What to work on: Search the material below for the word "TIMMAR". Copy every line that has it.

— begin Records for the task —

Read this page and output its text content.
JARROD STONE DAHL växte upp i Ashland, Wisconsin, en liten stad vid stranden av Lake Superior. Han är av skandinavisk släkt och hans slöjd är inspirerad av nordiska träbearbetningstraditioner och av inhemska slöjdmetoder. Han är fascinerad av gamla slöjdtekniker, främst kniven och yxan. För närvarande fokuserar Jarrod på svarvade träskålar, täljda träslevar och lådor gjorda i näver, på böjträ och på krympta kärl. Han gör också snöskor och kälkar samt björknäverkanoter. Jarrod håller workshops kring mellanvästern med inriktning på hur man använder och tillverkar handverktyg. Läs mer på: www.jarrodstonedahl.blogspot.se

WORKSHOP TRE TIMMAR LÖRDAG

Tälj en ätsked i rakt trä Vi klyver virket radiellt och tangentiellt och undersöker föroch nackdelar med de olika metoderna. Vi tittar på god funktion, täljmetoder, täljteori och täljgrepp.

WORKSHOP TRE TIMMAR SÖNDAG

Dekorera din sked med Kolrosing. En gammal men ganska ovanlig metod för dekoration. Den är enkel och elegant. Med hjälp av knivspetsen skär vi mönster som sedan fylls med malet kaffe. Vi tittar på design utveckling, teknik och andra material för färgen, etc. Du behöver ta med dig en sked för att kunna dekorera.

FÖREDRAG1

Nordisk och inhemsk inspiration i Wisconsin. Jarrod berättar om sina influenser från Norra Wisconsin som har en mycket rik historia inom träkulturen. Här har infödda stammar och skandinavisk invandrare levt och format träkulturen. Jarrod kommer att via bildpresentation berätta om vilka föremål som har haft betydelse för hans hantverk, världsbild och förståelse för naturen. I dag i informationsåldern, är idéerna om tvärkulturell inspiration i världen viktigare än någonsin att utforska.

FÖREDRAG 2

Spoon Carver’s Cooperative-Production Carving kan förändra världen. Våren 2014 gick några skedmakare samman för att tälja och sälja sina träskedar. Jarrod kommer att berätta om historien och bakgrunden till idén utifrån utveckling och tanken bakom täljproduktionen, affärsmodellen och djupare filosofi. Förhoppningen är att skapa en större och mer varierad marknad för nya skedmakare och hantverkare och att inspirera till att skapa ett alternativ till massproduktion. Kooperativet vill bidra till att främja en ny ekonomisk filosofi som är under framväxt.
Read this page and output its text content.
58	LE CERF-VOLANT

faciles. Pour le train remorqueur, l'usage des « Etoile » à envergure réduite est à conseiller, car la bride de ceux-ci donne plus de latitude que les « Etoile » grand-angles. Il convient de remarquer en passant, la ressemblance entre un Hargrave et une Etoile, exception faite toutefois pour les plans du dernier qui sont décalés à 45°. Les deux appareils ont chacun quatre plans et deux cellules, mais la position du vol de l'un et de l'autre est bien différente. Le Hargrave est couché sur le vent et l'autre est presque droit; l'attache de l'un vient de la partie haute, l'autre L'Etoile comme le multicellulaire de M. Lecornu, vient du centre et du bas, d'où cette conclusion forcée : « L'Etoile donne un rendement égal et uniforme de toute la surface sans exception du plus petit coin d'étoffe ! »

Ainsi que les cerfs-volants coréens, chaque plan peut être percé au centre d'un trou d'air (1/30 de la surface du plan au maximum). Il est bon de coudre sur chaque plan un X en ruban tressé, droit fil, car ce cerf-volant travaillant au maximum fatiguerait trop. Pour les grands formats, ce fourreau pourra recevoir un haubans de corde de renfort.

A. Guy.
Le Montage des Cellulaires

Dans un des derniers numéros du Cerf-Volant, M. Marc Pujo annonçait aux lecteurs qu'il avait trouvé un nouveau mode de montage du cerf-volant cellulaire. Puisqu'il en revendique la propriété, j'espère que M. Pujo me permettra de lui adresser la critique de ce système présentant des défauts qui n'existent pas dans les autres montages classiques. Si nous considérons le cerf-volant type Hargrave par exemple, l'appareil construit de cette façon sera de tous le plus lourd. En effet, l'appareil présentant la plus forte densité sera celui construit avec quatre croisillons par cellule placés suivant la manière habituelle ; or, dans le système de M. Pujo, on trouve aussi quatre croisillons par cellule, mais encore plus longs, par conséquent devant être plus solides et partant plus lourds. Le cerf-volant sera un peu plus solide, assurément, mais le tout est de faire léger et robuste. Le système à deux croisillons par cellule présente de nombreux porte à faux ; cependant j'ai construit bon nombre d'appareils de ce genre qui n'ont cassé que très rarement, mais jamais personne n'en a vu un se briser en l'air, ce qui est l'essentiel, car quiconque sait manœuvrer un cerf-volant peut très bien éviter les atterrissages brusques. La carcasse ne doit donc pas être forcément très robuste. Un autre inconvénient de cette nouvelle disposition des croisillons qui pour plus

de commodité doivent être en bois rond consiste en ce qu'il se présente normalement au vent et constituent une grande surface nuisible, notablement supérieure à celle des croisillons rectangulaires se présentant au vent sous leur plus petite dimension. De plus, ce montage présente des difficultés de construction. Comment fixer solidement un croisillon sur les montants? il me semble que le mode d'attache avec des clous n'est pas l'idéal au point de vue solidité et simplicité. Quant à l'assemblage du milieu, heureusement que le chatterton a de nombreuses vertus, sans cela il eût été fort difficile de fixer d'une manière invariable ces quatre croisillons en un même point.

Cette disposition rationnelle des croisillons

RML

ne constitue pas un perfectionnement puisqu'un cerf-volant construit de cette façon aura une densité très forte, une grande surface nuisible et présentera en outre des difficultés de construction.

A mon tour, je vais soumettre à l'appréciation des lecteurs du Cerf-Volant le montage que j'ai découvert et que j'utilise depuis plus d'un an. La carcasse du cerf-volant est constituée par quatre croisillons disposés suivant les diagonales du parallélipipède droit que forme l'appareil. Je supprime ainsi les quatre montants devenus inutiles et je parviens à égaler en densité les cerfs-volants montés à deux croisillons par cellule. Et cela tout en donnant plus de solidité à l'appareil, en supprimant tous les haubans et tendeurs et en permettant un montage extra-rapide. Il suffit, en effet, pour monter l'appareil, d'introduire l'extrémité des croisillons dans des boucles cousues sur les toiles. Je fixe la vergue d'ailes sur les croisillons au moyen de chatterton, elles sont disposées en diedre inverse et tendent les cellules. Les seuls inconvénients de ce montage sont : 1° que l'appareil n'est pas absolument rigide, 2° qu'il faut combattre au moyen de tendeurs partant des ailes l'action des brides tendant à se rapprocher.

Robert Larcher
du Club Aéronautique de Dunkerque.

— end Records for the task —

Response below:
WORKSHOP TRE TIMMAR LÖRDAG
WORKSHOP TRE TIMMAR SÖNDAG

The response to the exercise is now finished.